Data section:
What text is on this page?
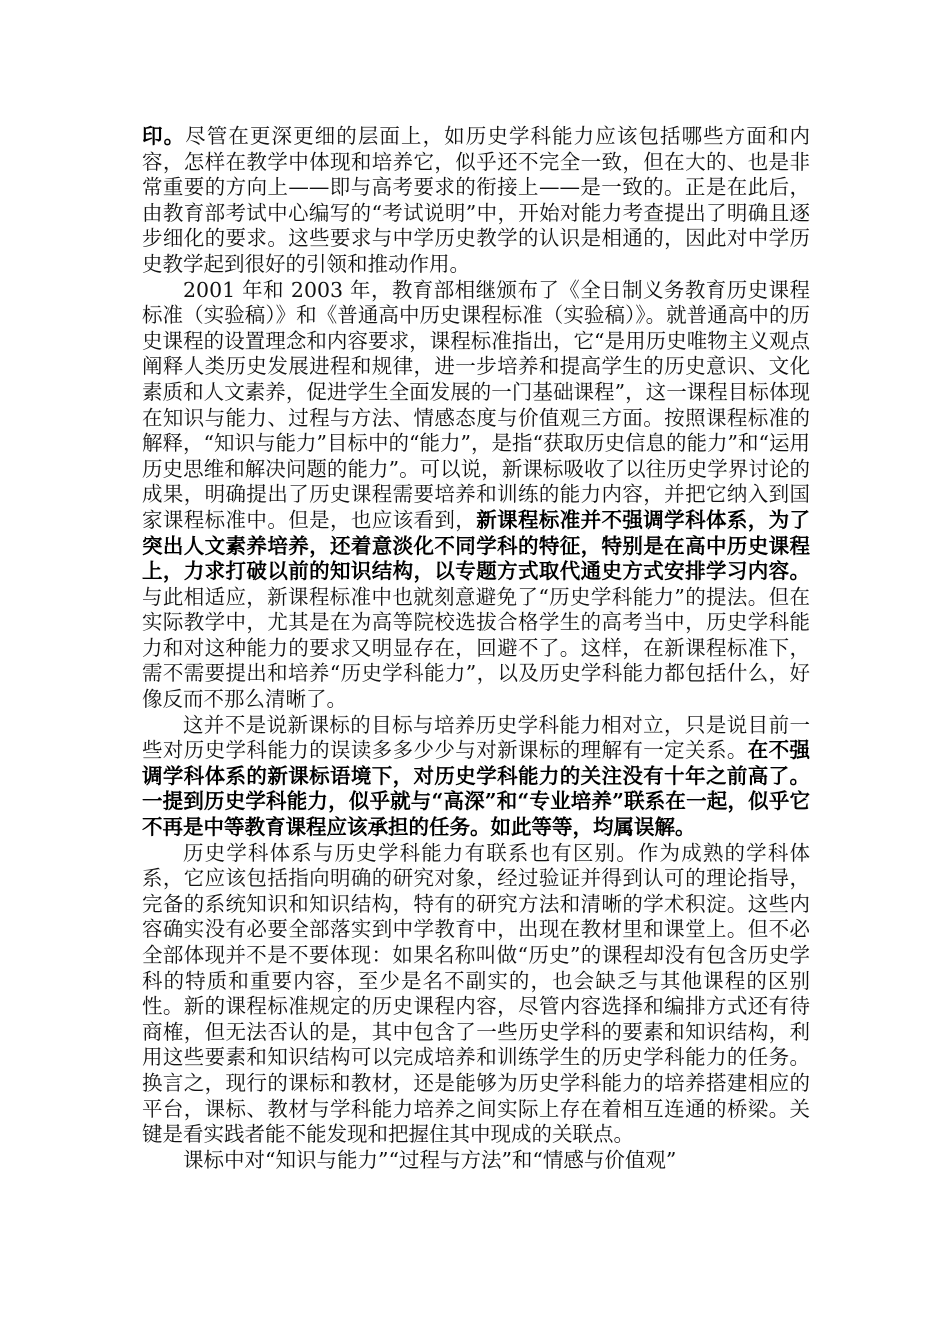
印。尽管在更深更细的层面上，如历史学科能力应该包括哪些方面和内容，怎样在教学中体现和培养它，似乎还不完全一致，但在大的、也是非常重要的方向上——即与高考要求的衔接上——是一致的。正是在此后，由教育部考试中心编写的“考试说明”中，开始对能力考查提出了明确且逐步细化的要求。这些要求与中学历史教学的认识是相通的，因此对中学历史教学起到很好的引领和推动作用。

2001 年和 2003 年，教育部相继颁布了《全日制义务教育历史课程标准（实验稿）》和《普通高中历史课程标准（实验稿）》。就普通高中的历史课程的设置理念和内容要求，课程标准指出，它“是用历史唯物主义观点阐释人类历史发展进程和规律，进一步培养和提高学生的历史意识、文化素质和人文素养，促进学生全面发展的一门基础课程”，这一课程目标体现在知识与能力、过程与方法、情感态度与价值观三方面。按照课程标准的解释，“知识与能力”目标中的“能力”，是指“获取历史信息的能力”和“运用历史思维和解决问题的能力”。可以说，新课标吸收了以往历史学界讨论的成果，明确提出了历史课程需要培养和训练的能力内容，并把它纳入到国家课程标准中。但是，也应该看到，新课程标准并不强调学科体系，为了突出人文素养培养，还着意淡化不同学科的特征，特别是在高中历史课程上，力求打破以前的知识结构，以专题方式取代通史方式安排学习内容。与此相适应，新课程标准中也就刻意避免了“历史学科能力”的提法。但在实际教学中，尤其是在为高等院校选拔合格学生的高考当中，历史学科能力和对这种能力的要求又明显存在，回避不了。这样，在新课程标准下，需不需要提出和培养“历史学科能力”，以及历史学科能力都包括什么，好像反而不那么清晰了。

这并不是说新课标的目标与培养历史学科能力相对立，只是说目前一些对历史学科能力的误读多多少少与对新课标的理解有一定关系。在不强调学科体系的新课标语境下，对历史学科能力的关注没有十年之前高了。一提到历史学科能力，似乎就与“高深”和“专业培养”联系在一起，似乎它不再是中等教育课程应该承担的任务。如此等等，均属误解。

历史学科体系与历史学科能力有联系也有区别。作为成熟的学科体系，它应该包括指向明确的研究对象，经过验证并得到认可的理论指导，完备的系统知识和知识结构，特有的研究方法和清晰的学术积淀。这些内容确实没有必要全部落实到中学教育中，出现在教材里和课堂上。但不必全部体现并不是不要体现：如果名称叫做“历史”的课程却没有包含历史学科的特质和重要内容，至少是名不副实的，也会缺乏与其他课程的区别性。新的课程标准规定的历史课程内容，尽管内容选择和编排方式还有待商榷，但无法否认的是，其中包含了一些历史学科的要素和知识结构，利用这些要素和知识结构可以完成培养和训练学生的历史学科能力的任务。换言之，现行的课标和教材，还是能够为历史学科能力的培养搭建相应的平台，课标、教材与学科能力培养之间实际上存在着相互连通的桥梁。关键是看实践者能不能发现和把握住其中现成的关联点。

课标中对“知识与能力”“过程与方法”和“情感与价值观”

What the task asks: Repeat the material above in full and unchanged, minus its images.

Solution for this task:
What text is on this page?
印。尽管在更深更细的层面上，如历史学科能力应该包括哪些方面和内容，怎样在教学中体现和培养它，似乎还不完全一致，但在大的、也是非常重要的方向上——即与高考要求的衔接上——是一致的。正是在此后，由教育部考试中心编写的“考试说明”中，开始对能力考查提出了明确且逐步细化的要求。这些要求与中学历史教学的认识是相通的，因此对中学历史教学起到很好的引领和推动作用。

2001 年和 2003 年，教育部相继颁布了《全日制义务教育历史课程标准（实验稿）》和《普通高中历史课程标准（实验稿）》。就普通高中的历史课程的设置理念和内容要求，课程标准指出，它“是用历史唯物主义观点阐释人类历史发展进程和规律，进一步培养和提高学生的历史意识、文化素质和人文素养，促进学生全面发展的一门基础课程”，这一课程目标体现在知识与能力、过程与方法、情感态度与价值观三方面。按照课程标准的解释，“知识与能力”目标中的“能力”，是指“获取历史信息的能力”和“运用历史思维和解决问题的能力”。可以说，新课标吸收了以往历史学界讨论的成果，明确提出了历史课程需要培养和训练的能力内容，并把它纳入到国家课程标准中。但是，也应该看到，新课程标准并不强调学科体系，为了突出人文素养培养，还着意淡化不同学科的特征，特别是在高中历史课程上，力求打破以前的知识结构，以专题方式取代通史方式安排学习内容。与此相适应，新课程标准中也就刻意避免了“历史学科能力”的提法。但在实际教学中，尤其是在为高等院校选拔合格学生的高考当中，历史学科能力和对这种能力的要求又明显存在，回避不了。这样，在新课程标准下，需不需要提出和培养“历史学科能力”，以及历史学科能力都包括什么，好像反而不那么清晰了。

这并不是说新课标的目标与培养历史学科能力相对立，只是说目前一些对历史学科能力的误读多多少少与对新课标的理解有一定关系。在不强调学科体系的新课标语境下，对历史学科能力的关注没有十年之前高了。一提到历史学科能力，似乎就与“高深”和“专业培养”联系在一起，似乎它不再是中等教育课程应该承担的任务。如此等等，均属误解。

历史学科体系与历史学科能力有联系也有区别。作为成熟的学科体系，它应该包括指向明确的研究对象，经过验证并得到认可的理论指导，完备的系统知识和知识结构，特有的研究方法和清晰的学术积淀。这些内容确实没有必要全部落实到中学教育中，出现在教材里和课堂上。但不必全部体现并不是不要体现：如果名称叫做“历史”的课程却没有包含历史学科的特质和重要内容，至少是名不副实的，也会缺乏与其他课程的区别性。新的课程标准规定的历史课程内容，尽管内容选择和编排方式还有待商榷，但无法否认的是，其中包含了一些历史学科的要素和知识结构，利用这些要素和知识结构可以完成培养和训练学生的历史学科能力的任务。换言之，现行的课标和教材，还是能够为历史学科能力的培养搭建相应的平台，课标、教材与学科能力培养之间实际上存在着相互连通的桥梁。关键是看实践者能不能发现和把握住其中现成的关联点。

课标中对“知识与能力”“过程与方法”和“情感与价值观”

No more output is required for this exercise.